Dataset entries on figures

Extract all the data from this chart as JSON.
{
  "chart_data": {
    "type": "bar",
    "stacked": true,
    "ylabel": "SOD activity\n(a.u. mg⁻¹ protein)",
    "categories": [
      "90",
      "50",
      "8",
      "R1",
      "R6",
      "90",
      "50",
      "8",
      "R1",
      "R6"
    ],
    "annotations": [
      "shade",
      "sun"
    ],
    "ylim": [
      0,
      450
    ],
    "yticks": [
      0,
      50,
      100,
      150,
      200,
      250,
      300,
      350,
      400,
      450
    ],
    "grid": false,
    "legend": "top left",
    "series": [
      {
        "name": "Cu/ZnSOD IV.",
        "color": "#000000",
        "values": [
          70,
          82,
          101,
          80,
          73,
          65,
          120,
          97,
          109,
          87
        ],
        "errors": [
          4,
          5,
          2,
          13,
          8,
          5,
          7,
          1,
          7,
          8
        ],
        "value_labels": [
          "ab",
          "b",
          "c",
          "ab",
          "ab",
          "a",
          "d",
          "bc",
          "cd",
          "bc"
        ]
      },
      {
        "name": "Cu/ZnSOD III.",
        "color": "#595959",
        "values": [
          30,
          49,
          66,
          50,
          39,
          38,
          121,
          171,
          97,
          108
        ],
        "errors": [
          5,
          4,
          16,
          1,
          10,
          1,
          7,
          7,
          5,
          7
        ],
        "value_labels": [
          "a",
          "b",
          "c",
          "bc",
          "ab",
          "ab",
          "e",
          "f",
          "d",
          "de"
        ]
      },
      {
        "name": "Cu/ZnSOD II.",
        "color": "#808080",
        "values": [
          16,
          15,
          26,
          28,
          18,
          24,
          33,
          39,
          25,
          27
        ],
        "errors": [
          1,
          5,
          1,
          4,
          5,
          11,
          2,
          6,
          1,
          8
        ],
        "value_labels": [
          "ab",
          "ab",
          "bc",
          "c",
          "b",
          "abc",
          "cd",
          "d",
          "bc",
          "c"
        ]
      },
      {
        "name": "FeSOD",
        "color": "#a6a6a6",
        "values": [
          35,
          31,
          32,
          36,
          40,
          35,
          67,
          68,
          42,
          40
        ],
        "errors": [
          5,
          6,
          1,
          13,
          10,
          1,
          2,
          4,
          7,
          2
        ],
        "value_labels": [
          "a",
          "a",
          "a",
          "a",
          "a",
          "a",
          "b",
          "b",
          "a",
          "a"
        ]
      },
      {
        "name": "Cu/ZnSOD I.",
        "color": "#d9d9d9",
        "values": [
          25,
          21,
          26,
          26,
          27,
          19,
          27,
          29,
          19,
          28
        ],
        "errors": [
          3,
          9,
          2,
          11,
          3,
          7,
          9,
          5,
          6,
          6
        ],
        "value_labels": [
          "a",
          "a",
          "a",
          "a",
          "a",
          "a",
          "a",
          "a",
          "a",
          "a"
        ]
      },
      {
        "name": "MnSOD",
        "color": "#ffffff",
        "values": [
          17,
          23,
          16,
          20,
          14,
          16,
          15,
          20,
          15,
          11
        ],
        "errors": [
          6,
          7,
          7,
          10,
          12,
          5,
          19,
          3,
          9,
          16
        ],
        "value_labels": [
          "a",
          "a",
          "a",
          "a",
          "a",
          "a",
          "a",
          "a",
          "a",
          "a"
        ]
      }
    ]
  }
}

[Work required] Repeat every line of the records above exactly.

[Answer for this exercise]
Extract all the data from this chart as JSON.
{
  "chart_data": {
    "type": "bar",
    "stacked": true,
    "ylabel": "SOD activity\n(a.u. mg⁻¹ protein)",
    "categories": [
      "90",
      "50",
      "8",
      "R1",
      "R6",
      "90",
      "50",
      "8",
      "R1",
      "R6"
    ],
    "annotations": [
      "shade",
      "sun"
    ],
    "ylim": [
      0,
      450
    ],
    "yticks": [
      0,
      50,
      100,
      150,
      200,
      250,
      300,
      350,
      400,
      450
    ],
    "grid": false,
    "legend": "top left",
    "series": [
      {
        "name": "Cu/ZnSOD IV.",
        "color": "#000000",
        "values": [
          70,
          82,
          101,
          80,
          73,
          65,
          120,
          97,
          109,
          87
        ],
        "errors": [
          4,
          5,
          2,
          13,
          8,
          5,
          7,
          1,
          7,
          8
        ],
        "value_labels": [
          "ab",
          "b",
          "c",
          "ab",
          "ab",
          "a",
          "d",
          "bc",
          "cd",
          "bc"
        ]
      },
      {
        "name": "Cu/ZnSOD III.",
        "color": "#595959",
        "values": [
          30,
          49,
          66,
          50,
          39,
          38,
          121,
          171,
          97,
          108
        ],
        "errors": [
          5,
          4,
          16,
          1,
          10,
          1,
          7,
          7,
          5,
          7
        ],
        "value_labels": [
          "a",
          "b",
          "c",
          "bc",
          "ab",
          "ab",
          "e",
          "f",
          "d",
          "de"
        ]
      },
      {
        "name": "Cu/ZnSOD II.",
        "color": "#808080",
        "values": [
          16,
          15,
          26,
          28,
          18,
          24,
          33,
          39,
          25,
          27
        ],
        "errors": [
          1,
          5,
          1,
          4,
          5,
          11,
          2,
          6,
          1,
          8
        ],
        "value_labels": [
          "ab",
          "ab",
          "bc",
          "c",
          "b",
          "abc",
          "cd",
          "d",
          "bc",
          "c"
        ]
      },
      {
        "name": "FeSOD",
        "color": "#a6a6a6",
        "values": [
          35,
          31,
          32,
          36,
          40,
          35,
          67,
          68,
          42,
          40
        ],
        "errors": [
          5,
          6,
          1,
          13,
          10,
          1,
          2,
          4,
          7,
          2
        ],
        "value_labels": [
          "a",
          "a",
          "a",
          "a",
          "a",
          "a",
          "b",
          "b",
          "a",
          "a"
        ]
      },
      {
        "name": "Cu/ZnSOD I.",
        "color": "#d9d9d9",
        "values": [
          25,
          21,
          26,
          26,
          27,
          19,
          27,
          29,
          19,
          28
        ],
        "errors": [
          3,
          9,
          2,
          11,
          3,
          7,
          9,
          5,
          6,
          6
        ],
        "value_labels": [
          "a",
          "a",
          "a",
          "a",
          "a",
          "a",
          "a",
          "a",
          "a",
          "a"
        ]
      },
      {
        "name": "MnSOD",
        "color": "#ffffff",
        "values": [
          17,
          23,
          16,
          20,
          14,
          16,
          15,
          20,
          15,
          11
        ],
        "errors": [
          6,
          7,
          7,
          10,
          12,
          5,
          19,
          3,
          9,
          16
        ],
        "value_labels": [
          "a",
          "a",
          "a",
          "a",
          "a",
          "a",
          "a",
          "a",
          "a",
          "a"
        ]
      }
    ]
  }
}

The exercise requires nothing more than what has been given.